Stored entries
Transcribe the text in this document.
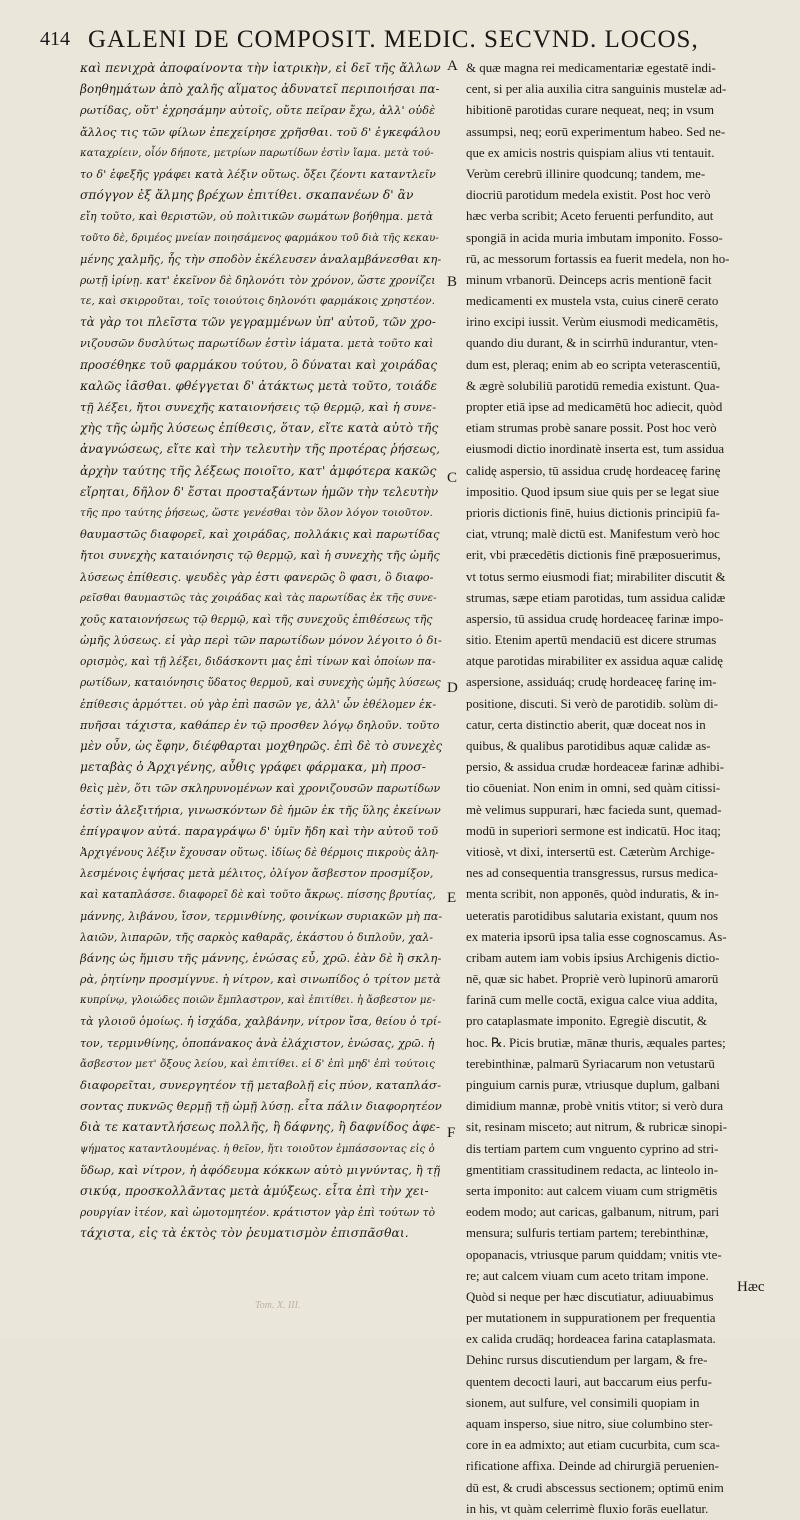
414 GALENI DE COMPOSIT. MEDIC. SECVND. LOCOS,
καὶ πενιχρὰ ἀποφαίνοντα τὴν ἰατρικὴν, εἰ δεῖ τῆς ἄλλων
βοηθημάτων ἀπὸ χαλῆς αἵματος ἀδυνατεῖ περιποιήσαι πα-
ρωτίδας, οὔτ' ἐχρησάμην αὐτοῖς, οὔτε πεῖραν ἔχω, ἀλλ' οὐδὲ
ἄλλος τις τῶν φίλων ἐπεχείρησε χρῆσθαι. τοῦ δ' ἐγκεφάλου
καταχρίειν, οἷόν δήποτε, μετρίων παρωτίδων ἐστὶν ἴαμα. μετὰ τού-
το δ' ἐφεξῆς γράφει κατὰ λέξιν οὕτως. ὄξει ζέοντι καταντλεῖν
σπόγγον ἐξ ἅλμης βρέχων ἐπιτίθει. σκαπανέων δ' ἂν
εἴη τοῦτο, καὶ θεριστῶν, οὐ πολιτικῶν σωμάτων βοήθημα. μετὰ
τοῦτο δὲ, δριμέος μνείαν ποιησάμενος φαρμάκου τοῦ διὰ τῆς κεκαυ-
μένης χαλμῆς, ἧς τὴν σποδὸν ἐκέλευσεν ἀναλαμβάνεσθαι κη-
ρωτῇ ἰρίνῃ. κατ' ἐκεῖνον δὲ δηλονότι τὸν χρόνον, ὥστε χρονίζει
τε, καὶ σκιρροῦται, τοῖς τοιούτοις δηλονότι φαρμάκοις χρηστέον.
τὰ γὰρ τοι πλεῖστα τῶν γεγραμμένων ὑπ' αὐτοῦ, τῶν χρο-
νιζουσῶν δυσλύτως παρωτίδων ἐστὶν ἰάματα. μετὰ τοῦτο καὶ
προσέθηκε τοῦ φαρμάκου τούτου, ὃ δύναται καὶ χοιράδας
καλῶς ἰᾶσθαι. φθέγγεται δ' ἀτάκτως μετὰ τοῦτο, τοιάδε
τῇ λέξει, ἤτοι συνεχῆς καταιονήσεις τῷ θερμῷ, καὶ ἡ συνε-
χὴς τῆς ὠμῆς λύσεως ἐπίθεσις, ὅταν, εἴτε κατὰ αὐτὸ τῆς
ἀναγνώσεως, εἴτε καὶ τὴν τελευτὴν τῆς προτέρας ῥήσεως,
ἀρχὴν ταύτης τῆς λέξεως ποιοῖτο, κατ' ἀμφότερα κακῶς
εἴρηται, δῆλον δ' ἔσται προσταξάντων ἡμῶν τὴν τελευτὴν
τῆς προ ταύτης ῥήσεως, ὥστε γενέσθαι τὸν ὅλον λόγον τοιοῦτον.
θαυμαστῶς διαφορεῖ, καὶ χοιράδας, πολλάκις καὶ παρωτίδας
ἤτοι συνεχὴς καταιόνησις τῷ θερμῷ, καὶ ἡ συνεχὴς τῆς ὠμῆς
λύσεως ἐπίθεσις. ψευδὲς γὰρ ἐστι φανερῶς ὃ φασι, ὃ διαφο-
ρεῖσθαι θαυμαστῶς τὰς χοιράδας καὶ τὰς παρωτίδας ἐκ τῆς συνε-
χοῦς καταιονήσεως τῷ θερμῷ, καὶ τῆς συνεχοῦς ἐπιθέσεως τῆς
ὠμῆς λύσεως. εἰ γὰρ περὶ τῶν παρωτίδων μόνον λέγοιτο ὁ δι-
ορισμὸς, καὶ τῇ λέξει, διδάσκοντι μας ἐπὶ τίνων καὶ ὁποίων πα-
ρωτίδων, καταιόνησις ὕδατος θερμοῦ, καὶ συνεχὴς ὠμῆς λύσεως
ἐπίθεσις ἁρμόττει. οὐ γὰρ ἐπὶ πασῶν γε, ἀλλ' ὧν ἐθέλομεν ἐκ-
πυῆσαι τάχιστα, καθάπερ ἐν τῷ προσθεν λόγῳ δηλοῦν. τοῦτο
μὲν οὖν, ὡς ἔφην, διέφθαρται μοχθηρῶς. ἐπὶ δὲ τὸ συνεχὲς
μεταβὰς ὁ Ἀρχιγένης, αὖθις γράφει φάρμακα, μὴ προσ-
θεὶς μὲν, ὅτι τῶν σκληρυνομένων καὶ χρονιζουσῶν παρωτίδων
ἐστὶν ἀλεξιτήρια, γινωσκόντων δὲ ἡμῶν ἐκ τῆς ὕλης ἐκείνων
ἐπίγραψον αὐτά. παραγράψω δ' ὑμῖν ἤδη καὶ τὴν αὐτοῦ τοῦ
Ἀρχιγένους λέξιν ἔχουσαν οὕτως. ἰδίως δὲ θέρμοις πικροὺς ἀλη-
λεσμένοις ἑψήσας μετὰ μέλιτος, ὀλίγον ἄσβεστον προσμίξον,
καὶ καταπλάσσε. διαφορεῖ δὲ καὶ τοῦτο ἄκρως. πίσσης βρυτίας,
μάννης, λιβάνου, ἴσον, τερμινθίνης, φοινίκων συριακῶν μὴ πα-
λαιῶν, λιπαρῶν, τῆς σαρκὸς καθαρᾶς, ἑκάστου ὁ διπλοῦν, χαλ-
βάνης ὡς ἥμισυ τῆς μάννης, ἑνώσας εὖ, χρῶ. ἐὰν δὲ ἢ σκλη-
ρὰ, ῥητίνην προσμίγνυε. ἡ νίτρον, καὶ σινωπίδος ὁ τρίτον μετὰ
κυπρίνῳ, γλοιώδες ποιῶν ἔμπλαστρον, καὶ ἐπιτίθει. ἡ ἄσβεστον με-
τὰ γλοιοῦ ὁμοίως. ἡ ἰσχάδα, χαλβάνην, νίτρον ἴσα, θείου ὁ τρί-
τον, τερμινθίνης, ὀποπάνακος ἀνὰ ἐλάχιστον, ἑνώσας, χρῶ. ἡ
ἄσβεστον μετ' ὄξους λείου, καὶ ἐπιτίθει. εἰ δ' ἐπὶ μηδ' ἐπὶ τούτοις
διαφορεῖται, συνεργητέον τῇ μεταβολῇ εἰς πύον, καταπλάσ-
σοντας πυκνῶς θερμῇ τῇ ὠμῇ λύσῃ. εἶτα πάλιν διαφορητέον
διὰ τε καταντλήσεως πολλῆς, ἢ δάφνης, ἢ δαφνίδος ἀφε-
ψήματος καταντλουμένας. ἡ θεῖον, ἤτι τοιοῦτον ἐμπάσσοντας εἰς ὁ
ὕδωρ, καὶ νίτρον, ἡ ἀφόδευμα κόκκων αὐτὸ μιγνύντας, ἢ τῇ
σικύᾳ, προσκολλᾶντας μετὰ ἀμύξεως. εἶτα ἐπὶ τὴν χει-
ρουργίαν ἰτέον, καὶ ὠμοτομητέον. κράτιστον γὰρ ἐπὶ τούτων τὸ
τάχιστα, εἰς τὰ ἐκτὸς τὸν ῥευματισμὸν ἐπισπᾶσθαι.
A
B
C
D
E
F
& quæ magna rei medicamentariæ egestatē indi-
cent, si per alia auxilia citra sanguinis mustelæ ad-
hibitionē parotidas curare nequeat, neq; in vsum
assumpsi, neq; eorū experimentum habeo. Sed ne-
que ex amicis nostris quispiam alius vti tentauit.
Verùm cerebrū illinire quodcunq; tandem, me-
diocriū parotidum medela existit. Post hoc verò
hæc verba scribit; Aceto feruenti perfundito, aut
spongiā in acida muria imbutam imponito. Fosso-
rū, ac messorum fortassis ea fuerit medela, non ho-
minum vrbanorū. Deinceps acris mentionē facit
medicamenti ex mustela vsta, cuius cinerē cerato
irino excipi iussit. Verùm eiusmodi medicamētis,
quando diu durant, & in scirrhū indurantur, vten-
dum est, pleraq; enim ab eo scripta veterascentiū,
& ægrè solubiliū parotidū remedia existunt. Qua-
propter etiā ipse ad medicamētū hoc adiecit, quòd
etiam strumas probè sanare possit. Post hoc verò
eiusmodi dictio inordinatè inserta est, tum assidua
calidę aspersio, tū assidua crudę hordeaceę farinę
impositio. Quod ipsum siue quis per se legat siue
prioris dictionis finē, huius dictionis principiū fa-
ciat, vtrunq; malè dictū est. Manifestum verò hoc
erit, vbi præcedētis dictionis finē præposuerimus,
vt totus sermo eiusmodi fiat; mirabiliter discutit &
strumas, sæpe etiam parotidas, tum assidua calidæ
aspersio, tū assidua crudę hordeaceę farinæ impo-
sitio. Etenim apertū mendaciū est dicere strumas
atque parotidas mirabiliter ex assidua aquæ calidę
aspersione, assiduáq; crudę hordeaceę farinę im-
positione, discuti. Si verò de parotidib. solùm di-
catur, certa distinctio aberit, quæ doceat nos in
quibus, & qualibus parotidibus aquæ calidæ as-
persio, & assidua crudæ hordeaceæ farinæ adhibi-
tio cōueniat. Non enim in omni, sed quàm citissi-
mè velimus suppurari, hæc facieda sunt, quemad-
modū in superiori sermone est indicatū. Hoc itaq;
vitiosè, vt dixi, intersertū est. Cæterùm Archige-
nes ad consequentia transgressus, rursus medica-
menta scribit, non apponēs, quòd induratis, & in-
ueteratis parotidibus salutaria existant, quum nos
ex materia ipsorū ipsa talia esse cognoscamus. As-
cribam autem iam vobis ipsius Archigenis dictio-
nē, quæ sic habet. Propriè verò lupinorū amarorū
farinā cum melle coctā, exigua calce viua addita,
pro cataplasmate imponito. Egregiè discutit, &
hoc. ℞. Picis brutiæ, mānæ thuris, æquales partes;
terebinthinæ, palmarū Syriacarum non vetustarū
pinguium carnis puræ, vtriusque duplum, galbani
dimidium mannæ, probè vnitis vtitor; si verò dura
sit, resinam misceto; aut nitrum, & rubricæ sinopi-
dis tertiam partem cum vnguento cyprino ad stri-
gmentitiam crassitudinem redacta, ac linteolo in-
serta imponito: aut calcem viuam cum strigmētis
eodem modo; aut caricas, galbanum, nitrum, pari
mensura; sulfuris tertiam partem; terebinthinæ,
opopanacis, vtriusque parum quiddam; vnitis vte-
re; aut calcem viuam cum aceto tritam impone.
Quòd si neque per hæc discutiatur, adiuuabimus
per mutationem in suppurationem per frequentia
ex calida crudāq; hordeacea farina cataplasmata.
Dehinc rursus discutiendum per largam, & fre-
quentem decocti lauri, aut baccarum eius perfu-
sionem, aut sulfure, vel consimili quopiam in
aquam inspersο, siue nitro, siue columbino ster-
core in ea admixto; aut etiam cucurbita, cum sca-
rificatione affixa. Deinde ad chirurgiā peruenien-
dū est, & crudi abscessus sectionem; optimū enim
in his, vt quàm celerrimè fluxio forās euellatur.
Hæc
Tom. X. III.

Objective - Each line containing the word "parotidibus" counts once; report the total alone.

Response - 2